Written instruction: Write out every entry precisely as given, leaving the pictures out.

Stored records:
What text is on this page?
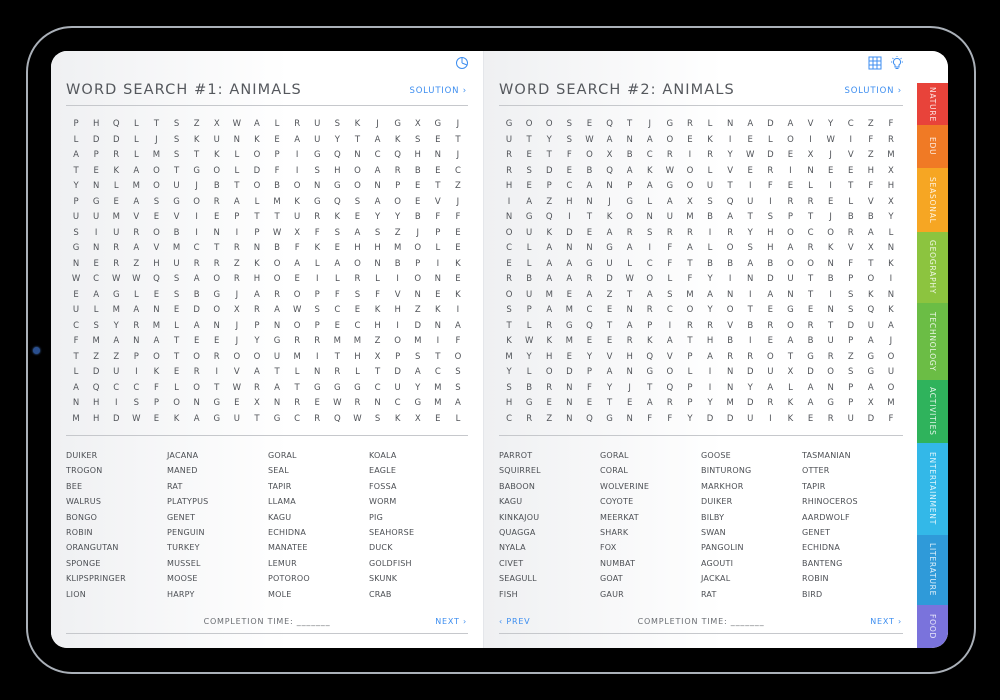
WORD SEARCH #1: ANIMALS	SOLUTION ›
P	H	Q	L	T	S	Z	X	W	A	L	R	U	S	K	J	G	X	G	J
L	D	D	L	J	S	K	U	N	K	E	A	U	Y	T	A	K	S	E	T
A	P	R	L	M	S	T	K	L	O	P	I	G	Q	N	C	Q	H	N	J
T	E	K	A	O	T	G	O	L	D	F	I	S	H	O	A	R	B	E	C
Y	N	L	M	O	U	J	B	T	O	B	O	N	G	O	N	P	E	T	Z
P	G	E	A	S	G	O	R	A	L	M	K	G	Q	S	A	O	E	V	J
U	U	M	V	E	V	I	E	P	T	T	U	R	K	E	Y	Y	B	F	F
S	I	U	R	O	B	I	N	I	P	W	X	F	S	A	S	Z	J	P	E
G	N	R	A	V	M	C	T	R	N	B	F	K	E	H	H	M	O	L	E
N	E	R	Z	H	U	R	R	Z	K	O	A	L	A	O	N	B	P	I	K
W	C	W	W	Q	S	A	O	R	H	O	E	I	L	R	L	I	O	N	E
E	A	G	L	E	S	B	G	J	A	R	O	P	F	S	F	V	N	E	K
U	L	M	A	N	E	D	O	X	R	A	W	S	C	E	K	H	Z	K	I
C	S	Y	R	M	L	A	N	J	P	N	O	P	E	C	H	I	D	N	A
F	M	A	N	A	T	E	E	J	Y	G	R	R	M	M	Z	O	M	I	F
T	Z	Z	P	O	T	O	R	O	O	U	M	I	T	H	X	P	S	T	O
L	D	U	I	K	E	R	I	V	A	T	L	N	R	L	T	D	A	C	S
A	Q	C	C	F	L	O	T	W	R	A	T	G	G	G	C	U	Y	M	S
N	H	I	S	P	O	N	G	E	X	N	R	E	W	R	N	C	G	M	A
M	H	D	W	E	K	A	G	U	T	G	C	R	Q	W	S	K	X	E	L
DUIKER
TROGON
BEE
WALRUS
BONGO
ROBIN
ORANGUTAN
SPONGE
KLIPSPRINGER
LION
JACANA
MANED
RAT
PLATYPUS
GENET
PENGUIN
TURKEY
MUSSEL
MOOSE
HARPY
GORAL
SEAL
TAPIR
LLAMA
KAGU
ECHIDNA
MANATEE
LEMUR
POTOROO
MOLE
KOALA
EAGLE
FOSSA
WORM
PIG
SEAHORSE
DUCK
GOLDFISH
SKUNK
CRAB
COMPLETION TIME: _______	NEXT ›
WORD SEARCH #2: ANIMALS	SOLUTION ›
G	O	O	S	E	Q	T	J	G	R	L	N	A	D	A	V	Y	C	Z	F
U	T	Y	S	W	A	N	A	O	E	K	I	E	L	O	I	W	I	F	R
R	E	T	F	O	X	B	C	R	I	R	Y	W	D	E	X	J	V	Z	M
R	S	D	E	B	Q	A	K	W	O	L	V	E	R	I	N	E	E	H	X
H	E	P	C	A	N	P	A	G	O	U	T	I	F	E	L	I	T	F	H
I	A	Z	H	N	J	G	L	A	X	S	Q	U	I	R	R	E	L	V	X
N	G	Q	I	T	K	O	N	U	M	B	A	T	S	P	T	J	B	B	Y
O	U	K	D	E	A	R	S	R	R	I	R	Y	H	O	C	O	R	A	L
C	L	A	N	N	G	A	I	F	A	L	O	S	H	A	R	K	V	X	N
E	L	A	A	G	U	L	C	F	T	B	B	A	B	O	O	N	F	T	K
R	B	A	A	R	D	W	O	L	F	Y	I	N	D	U	T	B	P	O	I
O	U	M	E	A	Z	T	A	S	M	A	N	I	A	N	T	I	S	K	N
S	P	A	M	C	E	N	R	C	O	Y	O	T	E	G	E	N	S	Q	K
T	L	R	G	Q	T	A	P	I	R	R	V	B	R	O	R	T	D	U	A
K	W	K	M	E	E	R	K	A	T	H	B	I	E	A	B	U	P	A	J
M	Y	H	E	Y	V	H	Q	V	P	A	R	R	O	T	G	R	Z	G	O
Y	L	O	D	P	A	N	G	O	L	I	N	D	U	X	D	O	S	G	U
S	B	R	N	F	Y	J	T	Q	P	I	N	Y	A	L	A	N	P	A	O
H	G	E	N	E	T	E	A	R	P	Y	M	D	R	K	A	G	P	X	M
C	R	Z	N	Q	G	N	F	F	Y	D	D	U	I	K	E	R	U	D	F
PARROT
SQUIRREL
BABOON
KAGU
KINKAJOU
QUAGGA
NYALA
CIVET
SEAGULL
FISH
GORAL
CORAL
WOLVERINE
COYOTE
MEERKAT
SHARK
FOX
NUMBAT
GOAT
GAUR
GOOSE
BINTURONG
MARKHOR
DUIKER
BILBY
SWAN
PANGOLIN
AGOUTI
JACKAL
RAT
TASMANIAN
OTTER
TAPIR
RHINOCEROS
AARDWOLF
GENET
ECHIDNA
BANTENG
ROBIN
BIRD
‹ PREV	COMPLETION TIME: _______	NEXT ›
NATURE
EDU
SEASONAL
GEOGRAPHY
TECHNOLOGY
ACTIVITIES
ENTERTAINMENT
LITERATURE
FOOD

The result:
What text is on this page?
WORD SEARCH #1: ANIMALS	SOLUTION ›
P	H	Q	L	T	S	Z	X	W	A	L	R	U	S	K	J	G	X	G	J
L	D	D	L	J	S	K	U	N	K	E	A	U	Y	T	A	K	S	E	T
A	P	R	L	M	S	T	K	L	O	P	I	G	Q	N	C	Q	H	N	J
T	E	K	A	O	T	G	O	L	D	F	I	S	H	O	A	R	B	E	C
Y	N	L	M	O	U	J	B	T	O	B	O	N	G	O	N	P	E	T	Z
P	G	E	A	S	G	O	R	A	L	M	K	G	Q	S	A	O	E	V	J
U	U	M	V	E	V	I	E	P	T	T	U	R	K	E	Y	Y	B	F	F
S	I	U	R	O	B	I	N	I	P	W	X	F	S	A	S	Z	J	P	E
G	N	R	A	V	M	C	T	R	N	B	F	K	E	H	H	M	O	L	E
N	E	R	Z	H	U	R	R	Z	K	O	A	L	A	O	N	B	P	I	K
W	C	W	W	Q	S	A	O	R	H	O	E	I	L	R	L	I	O	N	E
E	A	G	L	E	S	B	G	J	A	R	O	P	F	S	F	V	N	E	K
U	L	M	A	N	E	D	O	X	R	A	W	S	C	E	K	H	Z	K	I
C	S	Y	R	M	L	A	N	J	P	N	O	P	E	C	H	I	D	N	A
F	M	A	N	A	T	E	E	J	Y	G	R	R	M	M	Z	O	M	I	F
T	Z	Z	P	O	T	O	R	O	O	U	M	I	T	H	X	P	S	T	O
L	D	U	I	K	E	R	I	V	A	T	L	N	R	L	T	D	A	C	S
A	Q	C	C	F	L	O	T	W	R	A	T	G	G	G	C	U	Y	M	S
N	H	I	S	P	O	N	G	E	X	N	R	E	W	R	N	C	G	M	A
M	H	D	W	E	K	A	G	U	T	G	C	R	Q	W	S	K	X	E	L
DUIKER
TROGON
BEE
WALRUS
BONGO
ROBIN
ORANGUTAN
SPONGE
KLIPSPRINGER
LION
JACANA
MANED
RAT
PLATYPUS
GENET
PENGUIN
TURKEY
MUSSEL
MOOSE
HARPY
GORAL
SEAL
TAPIR
LLAMA
KAGU
ECHIDNA
MANATEE
LEMUR
POTOROO
MOLE
KOALA
EAGLE
FOSSA
WORM
PIG
SEAHORSE
DUCK
GOLDFISH
SKUNK
CRAB
COMPLETION TIME: _______	NEXT ›
WORD SEARCH #2: ANIMALS	SOLUTION ›
G	O	O	S	E	Q	T	J	G	R	L	N	A	D	A	V	Y	C	Z	F
U	T	Y	S	W	A	N	A	O	E	K	I	E	L	O	I	W	I	F	R
R	E	T	F	O	X	B	C	R	I	R	Y	W	D	E	X	J	V	Z	M
R	S	D	E	B	Q	A	K	W	O	L	V	E	R	I	N	E	E	H	X
H	E	P	C	A	N	P	A	G	O	U	T	I	F	E	L	I	T	F	H
I	A	Z	H	N	J	G	L	A	X	S	Q	U	I	R	R	E	L	V	X
N	G	Q	I	T	K	O	N	U	M	B	A	T	S	P	T	J	B	B	Y
O	U	K	D	E	A	R	S	R	R	I	R	Y	H	O	C	O	R	A	L
C	L	A	N	N	G	A	I	F	A	L	O	S	H	A	R	K	V	X	N
E	L	A	A	G	U	L	C	F	T	B	B	A	B	O	O	N	F	T	K
R	B	A	A	R	D	W	O	L	F	Y	I	N	D	U	T	B	P	O	I
O	U	M	E	A	Z	T	A	S	M	A	N	I	A	N	T	I	S	K	N
S	P	A	M	C	E	N	R	C	O	Y	O	T	E	G	E	N	S	Q	K
T	L	R	G	Q	T	A	P	I	R	R	V	B	R	O	R	T	D	U	A
K	W	K	M	E	E	R	K	A	T	H	B	I	E	A	B	U	P	A	J
M	Y	H	E	Y	V	H	Q	V	P	A	R	R	O	T	G	R	Z	G	O
Y	L	O	D	P	A	N	G	O	L	I	N	D	U	X	D	O	S	G	U
S	B	R	N	F	Y	J	T	Q	P	I	N	Y	A	L	A	N	P	A	O
H	G	E	N	E	T	E	A	R	P	Y	M	D	R	K	A	G	P	X	M
C	R	Z	N	Q	G	N	F	F	Y	D	D	U	I	K	E	R	U	D	F
PARROT
SQUIRREL
BABOON
KAGU
KINKAJOU
QUAGGA
NYALA
CIVET
SEAGULL
FISH
GORAL
CORAL
WOLVERINE
COYOTE
MEERKAT
SHARK
FOX
NUMBAT
GOAT
GAUR
GOOSE
BINTURONG
MARKHOR
DUIKER
BILBY
SWAN
PANGOLIN
AGOUTI
JACKAL
RAT
TASMANIAN
OTTER
TAPIR
RHINOCEROS
AARDWOLF
GENET
ECHIDNA
BANTENG
ROBIN
BIRD
‹ PREV	COMPLETION TIME: _______	NEXT ›
NATURE
EDU
SEASONAL
GEOGRAPHY
TECHNOLOGY
ACTIVITIES
ENTERTAINMENT
LITERATURE
FOOD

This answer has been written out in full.